**** EXERCISE INPUTS ****
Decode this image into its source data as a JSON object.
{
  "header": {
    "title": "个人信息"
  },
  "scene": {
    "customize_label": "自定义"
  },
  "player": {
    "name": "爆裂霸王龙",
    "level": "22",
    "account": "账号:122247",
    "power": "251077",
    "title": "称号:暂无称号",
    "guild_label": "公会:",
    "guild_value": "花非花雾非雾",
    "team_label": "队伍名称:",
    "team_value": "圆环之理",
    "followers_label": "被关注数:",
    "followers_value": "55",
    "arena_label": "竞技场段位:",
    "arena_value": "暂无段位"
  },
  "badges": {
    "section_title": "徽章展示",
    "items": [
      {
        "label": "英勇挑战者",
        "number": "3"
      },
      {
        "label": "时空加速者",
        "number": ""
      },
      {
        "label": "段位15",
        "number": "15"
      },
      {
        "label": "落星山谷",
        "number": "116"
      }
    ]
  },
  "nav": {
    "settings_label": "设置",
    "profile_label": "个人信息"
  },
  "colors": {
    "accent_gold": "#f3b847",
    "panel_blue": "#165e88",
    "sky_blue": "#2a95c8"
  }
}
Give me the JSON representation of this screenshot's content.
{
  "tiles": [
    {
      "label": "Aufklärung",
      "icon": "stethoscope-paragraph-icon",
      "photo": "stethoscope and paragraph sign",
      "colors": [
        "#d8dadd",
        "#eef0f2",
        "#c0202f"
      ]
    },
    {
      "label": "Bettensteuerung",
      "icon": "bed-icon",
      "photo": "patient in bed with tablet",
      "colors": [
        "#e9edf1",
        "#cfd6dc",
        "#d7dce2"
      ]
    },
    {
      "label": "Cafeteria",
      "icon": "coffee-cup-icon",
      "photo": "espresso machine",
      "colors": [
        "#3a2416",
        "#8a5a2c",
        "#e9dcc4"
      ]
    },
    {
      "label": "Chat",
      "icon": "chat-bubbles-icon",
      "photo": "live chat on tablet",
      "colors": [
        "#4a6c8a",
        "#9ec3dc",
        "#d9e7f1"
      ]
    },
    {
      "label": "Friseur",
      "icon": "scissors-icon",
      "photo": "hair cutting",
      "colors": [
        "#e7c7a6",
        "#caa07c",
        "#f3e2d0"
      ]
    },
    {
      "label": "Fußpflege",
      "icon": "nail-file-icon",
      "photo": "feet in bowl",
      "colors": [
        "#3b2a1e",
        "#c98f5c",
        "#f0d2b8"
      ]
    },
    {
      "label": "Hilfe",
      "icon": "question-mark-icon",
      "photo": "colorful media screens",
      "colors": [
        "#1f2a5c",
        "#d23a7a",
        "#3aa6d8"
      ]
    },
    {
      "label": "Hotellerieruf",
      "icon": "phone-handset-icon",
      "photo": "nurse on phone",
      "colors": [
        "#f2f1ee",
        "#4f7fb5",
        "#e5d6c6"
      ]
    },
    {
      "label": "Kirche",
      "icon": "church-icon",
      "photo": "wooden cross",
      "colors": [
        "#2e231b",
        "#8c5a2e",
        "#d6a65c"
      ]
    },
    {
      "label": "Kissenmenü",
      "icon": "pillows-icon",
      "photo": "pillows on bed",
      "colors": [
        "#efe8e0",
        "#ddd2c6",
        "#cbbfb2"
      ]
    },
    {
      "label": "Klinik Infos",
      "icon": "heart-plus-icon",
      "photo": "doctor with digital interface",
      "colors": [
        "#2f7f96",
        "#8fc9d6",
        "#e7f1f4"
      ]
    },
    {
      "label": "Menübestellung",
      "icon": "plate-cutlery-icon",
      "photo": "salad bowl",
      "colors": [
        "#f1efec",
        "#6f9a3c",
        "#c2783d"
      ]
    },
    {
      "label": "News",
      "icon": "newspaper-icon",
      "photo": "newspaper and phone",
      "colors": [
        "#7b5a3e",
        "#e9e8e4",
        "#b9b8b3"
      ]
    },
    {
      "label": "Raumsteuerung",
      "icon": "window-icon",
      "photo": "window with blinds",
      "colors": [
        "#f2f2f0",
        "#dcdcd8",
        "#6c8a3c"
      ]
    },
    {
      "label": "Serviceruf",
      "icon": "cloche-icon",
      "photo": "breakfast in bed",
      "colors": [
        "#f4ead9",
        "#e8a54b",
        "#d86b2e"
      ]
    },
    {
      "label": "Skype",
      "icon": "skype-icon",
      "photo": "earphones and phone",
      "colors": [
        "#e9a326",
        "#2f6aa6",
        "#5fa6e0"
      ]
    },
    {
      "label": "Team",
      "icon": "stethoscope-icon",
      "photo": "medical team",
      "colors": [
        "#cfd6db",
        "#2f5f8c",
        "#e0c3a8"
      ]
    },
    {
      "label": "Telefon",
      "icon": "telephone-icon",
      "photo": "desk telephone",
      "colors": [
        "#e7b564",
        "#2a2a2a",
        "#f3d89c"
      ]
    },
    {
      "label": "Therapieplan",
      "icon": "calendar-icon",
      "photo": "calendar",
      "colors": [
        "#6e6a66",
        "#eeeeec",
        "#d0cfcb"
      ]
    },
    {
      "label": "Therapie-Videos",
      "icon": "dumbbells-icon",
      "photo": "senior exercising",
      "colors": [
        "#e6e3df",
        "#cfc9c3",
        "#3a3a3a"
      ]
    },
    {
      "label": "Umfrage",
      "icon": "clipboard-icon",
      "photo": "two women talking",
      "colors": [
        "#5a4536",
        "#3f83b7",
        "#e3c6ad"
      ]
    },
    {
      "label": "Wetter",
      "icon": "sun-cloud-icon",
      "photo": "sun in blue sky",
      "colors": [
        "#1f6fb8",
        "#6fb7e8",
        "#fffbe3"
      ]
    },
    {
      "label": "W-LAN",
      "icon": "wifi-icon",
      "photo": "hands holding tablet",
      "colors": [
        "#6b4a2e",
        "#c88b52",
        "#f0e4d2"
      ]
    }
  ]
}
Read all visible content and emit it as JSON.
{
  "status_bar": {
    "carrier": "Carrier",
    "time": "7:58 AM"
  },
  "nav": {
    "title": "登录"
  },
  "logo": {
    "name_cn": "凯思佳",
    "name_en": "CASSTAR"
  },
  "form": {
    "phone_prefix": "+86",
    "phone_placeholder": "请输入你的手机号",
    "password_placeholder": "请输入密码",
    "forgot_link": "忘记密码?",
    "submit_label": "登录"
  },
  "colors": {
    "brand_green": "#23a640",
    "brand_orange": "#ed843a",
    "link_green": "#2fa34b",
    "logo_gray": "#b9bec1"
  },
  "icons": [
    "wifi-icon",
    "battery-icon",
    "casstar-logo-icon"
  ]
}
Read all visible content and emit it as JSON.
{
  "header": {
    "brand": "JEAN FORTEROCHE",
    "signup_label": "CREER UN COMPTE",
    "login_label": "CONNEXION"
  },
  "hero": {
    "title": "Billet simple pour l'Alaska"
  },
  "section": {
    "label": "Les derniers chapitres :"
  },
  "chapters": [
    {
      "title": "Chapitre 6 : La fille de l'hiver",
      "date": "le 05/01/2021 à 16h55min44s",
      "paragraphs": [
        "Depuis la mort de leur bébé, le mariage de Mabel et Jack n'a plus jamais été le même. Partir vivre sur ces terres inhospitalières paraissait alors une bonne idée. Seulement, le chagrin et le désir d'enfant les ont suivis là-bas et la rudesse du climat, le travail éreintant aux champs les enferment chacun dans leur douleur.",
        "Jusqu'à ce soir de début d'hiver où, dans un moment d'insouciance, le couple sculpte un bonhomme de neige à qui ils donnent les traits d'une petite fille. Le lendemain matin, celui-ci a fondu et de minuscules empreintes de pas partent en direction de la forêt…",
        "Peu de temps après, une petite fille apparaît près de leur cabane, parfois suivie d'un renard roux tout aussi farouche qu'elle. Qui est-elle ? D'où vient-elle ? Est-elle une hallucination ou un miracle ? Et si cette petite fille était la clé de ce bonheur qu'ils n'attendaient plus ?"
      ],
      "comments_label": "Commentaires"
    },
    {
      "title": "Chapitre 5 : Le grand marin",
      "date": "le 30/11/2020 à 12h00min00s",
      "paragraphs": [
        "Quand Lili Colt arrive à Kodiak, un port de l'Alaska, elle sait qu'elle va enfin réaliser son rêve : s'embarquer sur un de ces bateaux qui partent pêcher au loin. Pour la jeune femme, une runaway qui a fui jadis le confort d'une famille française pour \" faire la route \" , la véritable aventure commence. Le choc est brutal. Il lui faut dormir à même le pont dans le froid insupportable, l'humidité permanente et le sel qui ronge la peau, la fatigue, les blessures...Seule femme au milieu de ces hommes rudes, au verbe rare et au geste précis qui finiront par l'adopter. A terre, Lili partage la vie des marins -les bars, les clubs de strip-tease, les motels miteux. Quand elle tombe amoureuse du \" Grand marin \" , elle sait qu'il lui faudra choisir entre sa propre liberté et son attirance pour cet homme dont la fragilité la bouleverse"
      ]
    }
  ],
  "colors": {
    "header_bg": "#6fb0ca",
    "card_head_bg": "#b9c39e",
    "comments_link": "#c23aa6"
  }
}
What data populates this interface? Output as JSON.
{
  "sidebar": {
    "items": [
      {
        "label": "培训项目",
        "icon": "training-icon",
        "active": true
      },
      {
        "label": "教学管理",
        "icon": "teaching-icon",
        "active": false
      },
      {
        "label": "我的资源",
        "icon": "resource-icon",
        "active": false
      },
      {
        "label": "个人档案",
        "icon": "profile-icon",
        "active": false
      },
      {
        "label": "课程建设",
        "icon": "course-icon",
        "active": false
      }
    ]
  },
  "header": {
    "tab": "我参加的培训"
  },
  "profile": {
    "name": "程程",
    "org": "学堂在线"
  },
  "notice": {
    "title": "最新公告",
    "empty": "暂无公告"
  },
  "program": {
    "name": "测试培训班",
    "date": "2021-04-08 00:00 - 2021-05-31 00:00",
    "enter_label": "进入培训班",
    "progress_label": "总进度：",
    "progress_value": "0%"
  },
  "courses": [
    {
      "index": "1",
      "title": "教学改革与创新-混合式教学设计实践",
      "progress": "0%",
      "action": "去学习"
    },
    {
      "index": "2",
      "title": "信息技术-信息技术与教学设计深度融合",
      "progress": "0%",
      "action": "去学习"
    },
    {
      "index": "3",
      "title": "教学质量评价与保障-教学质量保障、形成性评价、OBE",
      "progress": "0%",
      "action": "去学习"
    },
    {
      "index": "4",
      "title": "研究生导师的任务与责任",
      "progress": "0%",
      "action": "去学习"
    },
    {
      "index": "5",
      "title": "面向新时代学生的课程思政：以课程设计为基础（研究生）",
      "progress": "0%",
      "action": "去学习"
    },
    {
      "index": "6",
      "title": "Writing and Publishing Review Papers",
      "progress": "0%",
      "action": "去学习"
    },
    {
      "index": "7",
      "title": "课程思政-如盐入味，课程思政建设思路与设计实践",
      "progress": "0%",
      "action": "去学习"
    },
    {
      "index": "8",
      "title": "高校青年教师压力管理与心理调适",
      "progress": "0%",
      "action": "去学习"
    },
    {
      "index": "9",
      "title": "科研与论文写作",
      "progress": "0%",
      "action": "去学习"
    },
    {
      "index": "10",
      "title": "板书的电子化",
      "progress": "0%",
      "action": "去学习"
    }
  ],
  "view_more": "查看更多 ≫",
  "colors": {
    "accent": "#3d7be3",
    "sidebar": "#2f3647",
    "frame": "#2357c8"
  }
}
****
WHAT YOU SHOULD DO.
Looking at the material above, count the lines that hold "Alaska" and give the total alone.

CORRECT OUTPUT.
2